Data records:

==========

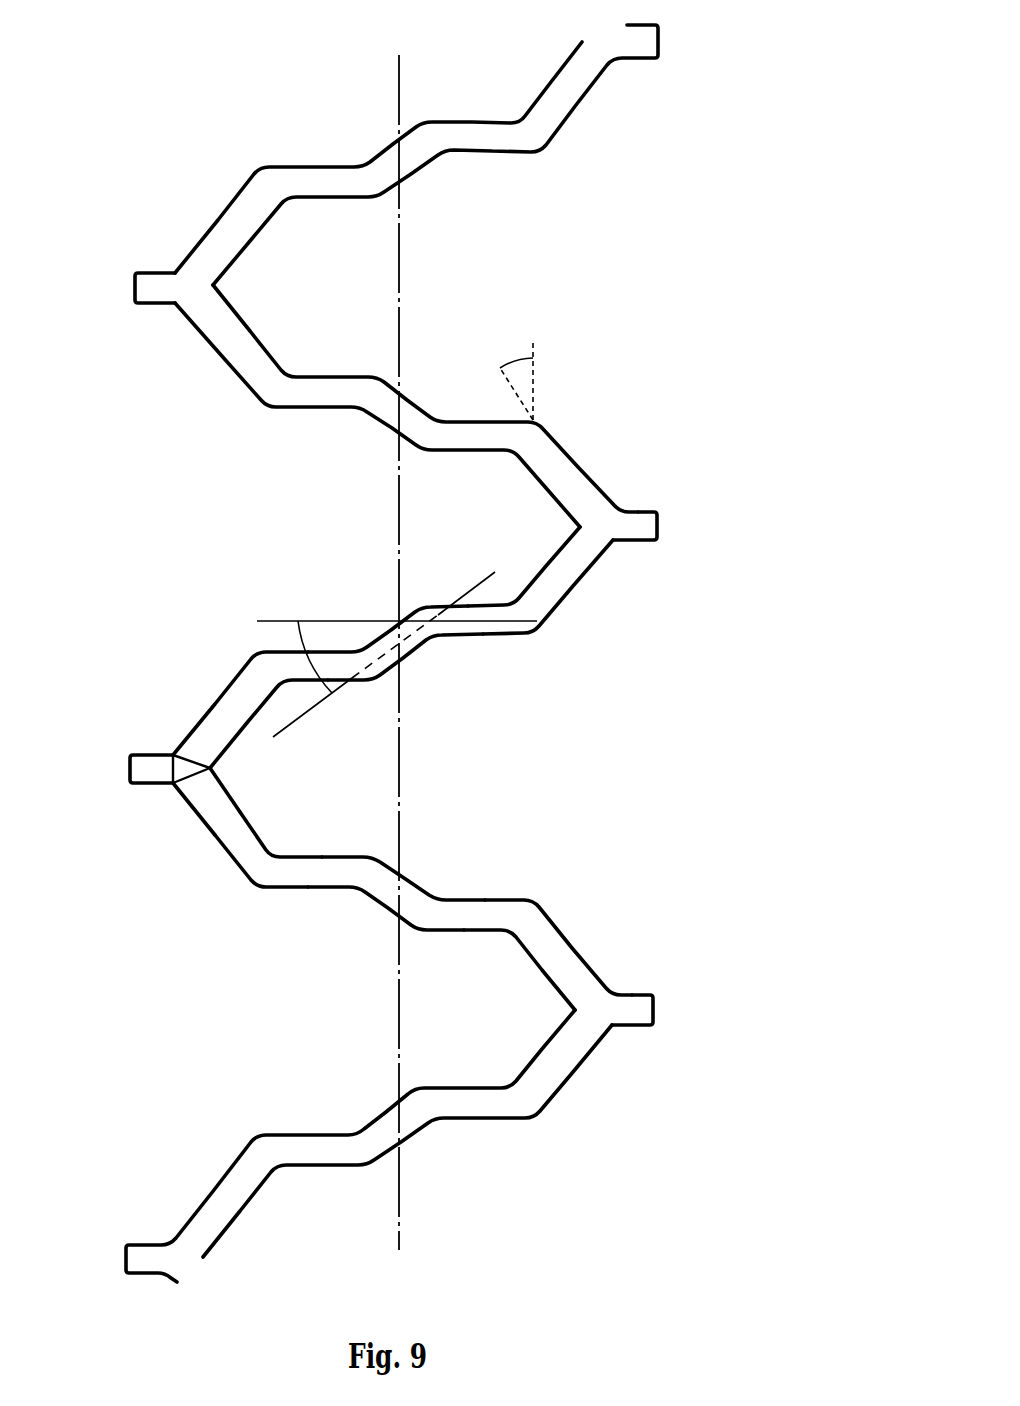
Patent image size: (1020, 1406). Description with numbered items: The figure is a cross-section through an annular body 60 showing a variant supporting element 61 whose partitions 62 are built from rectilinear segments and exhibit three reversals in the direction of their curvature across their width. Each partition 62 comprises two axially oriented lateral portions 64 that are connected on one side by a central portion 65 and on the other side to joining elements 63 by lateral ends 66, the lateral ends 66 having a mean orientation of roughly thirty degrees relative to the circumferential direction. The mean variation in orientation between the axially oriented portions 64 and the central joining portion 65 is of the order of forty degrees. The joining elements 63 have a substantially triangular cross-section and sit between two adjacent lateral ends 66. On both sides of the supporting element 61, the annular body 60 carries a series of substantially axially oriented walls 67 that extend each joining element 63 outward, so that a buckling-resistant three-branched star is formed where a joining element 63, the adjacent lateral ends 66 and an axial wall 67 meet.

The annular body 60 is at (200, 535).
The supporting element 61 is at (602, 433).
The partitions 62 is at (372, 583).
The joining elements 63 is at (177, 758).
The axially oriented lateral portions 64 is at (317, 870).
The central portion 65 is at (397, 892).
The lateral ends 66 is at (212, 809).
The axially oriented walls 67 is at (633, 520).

==========

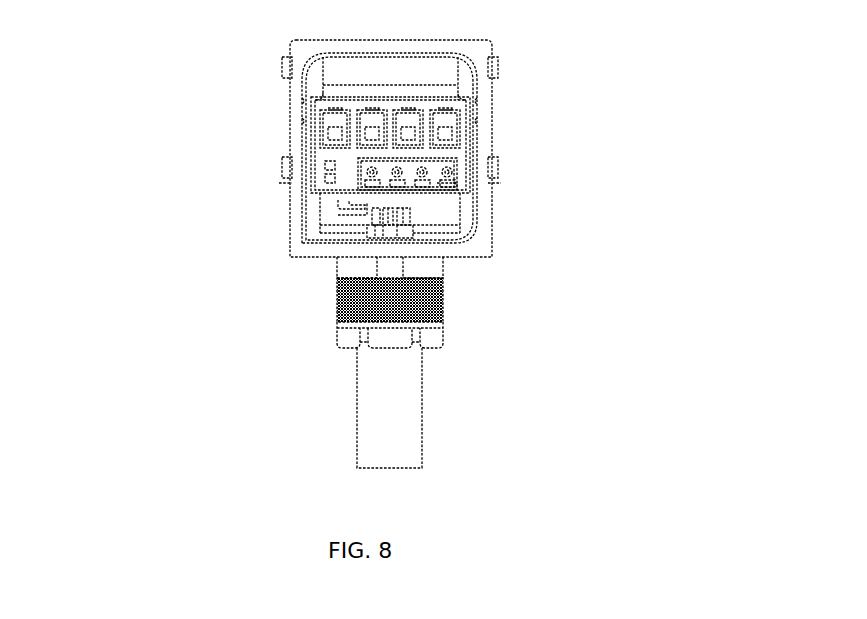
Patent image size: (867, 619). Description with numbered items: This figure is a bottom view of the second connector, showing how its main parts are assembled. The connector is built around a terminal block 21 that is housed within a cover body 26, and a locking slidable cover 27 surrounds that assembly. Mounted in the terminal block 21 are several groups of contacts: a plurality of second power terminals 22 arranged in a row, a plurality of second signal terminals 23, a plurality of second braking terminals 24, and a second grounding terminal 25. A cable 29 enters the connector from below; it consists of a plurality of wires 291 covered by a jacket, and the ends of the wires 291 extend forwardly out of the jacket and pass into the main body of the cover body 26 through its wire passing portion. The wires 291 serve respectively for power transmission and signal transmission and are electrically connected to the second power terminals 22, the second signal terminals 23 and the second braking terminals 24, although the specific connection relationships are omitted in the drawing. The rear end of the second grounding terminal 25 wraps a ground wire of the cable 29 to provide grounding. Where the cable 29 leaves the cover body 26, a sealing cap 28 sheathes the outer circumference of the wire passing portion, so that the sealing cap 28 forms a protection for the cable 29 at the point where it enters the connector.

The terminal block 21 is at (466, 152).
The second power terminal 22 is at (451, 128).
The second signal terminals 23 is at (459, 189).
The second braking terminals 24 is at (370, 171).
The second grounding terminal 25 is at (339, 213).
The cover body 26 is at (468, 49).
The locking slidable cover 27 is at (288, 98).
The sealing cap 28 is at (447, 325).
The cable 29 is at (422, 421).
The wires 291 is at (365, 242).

==========

• The task: Reproduce verbatim the lines of data above, from the line containing "Patent image size: (867, 619)." through the line containing "The wires 291 is at (365, 242).", both lines included.

• Solution to this exercise:
Patent image size: (867, 619). Description with numbered items: This figure is a bottom view of the second connector, showing how its main parts are assembled. The connector is built around a terminal block 21 that is housed within a cover body 26, and a locking slidable cover 27 surrounds that assembly. Mounted in the terminal block 21 are several groups of contacts: a plurality of second power terminals 22 arranged in a row, a plurality of second signal terminals 23, a plurality of second braking terminals 24, and a second grounding terminal 25. A cable 29 enters the connector from below; it consists of a plurality of wires 291 covered by a jacket, and the ends of the wires 291 extend forwardly out of the jacket and pass into the main body of the cover body 26 through its wire passing portion. The wires 291 serve respectively for power transmission and signal transmission and are electrically connected to the second power terminals 22, the second signal terminals 23 and the second braking terminals 24, although the specific connection relationships are omitted in the drawing. The rear end of the second grounding terminal 25 wraps a ground wire of the cable 29 to provide grounding. Where the cable 29 leaves the cover body 26, a sealing cap 28 sheathes the outer circumference of the wire passing portion, so that the sealing cap 28 forms a protection for the cable 29 at the point where it enters the connector.

The terminal block 21 is at (466, 152).
The second power terminal 22 is at (451, 128).
The second signal terminals 23 is at (459, 189).
The second braking terminals 24 is at (370, 171).
The second grounding terminal 25 is at (339, 213).
The cover body 26 is at (468, 49).
The locking slidable cover 27 is at (288, 98).
The sealing cap 28 is at (447, 325).
The cable 29 is at (422, 421).
The wires 291 is at (365, 242).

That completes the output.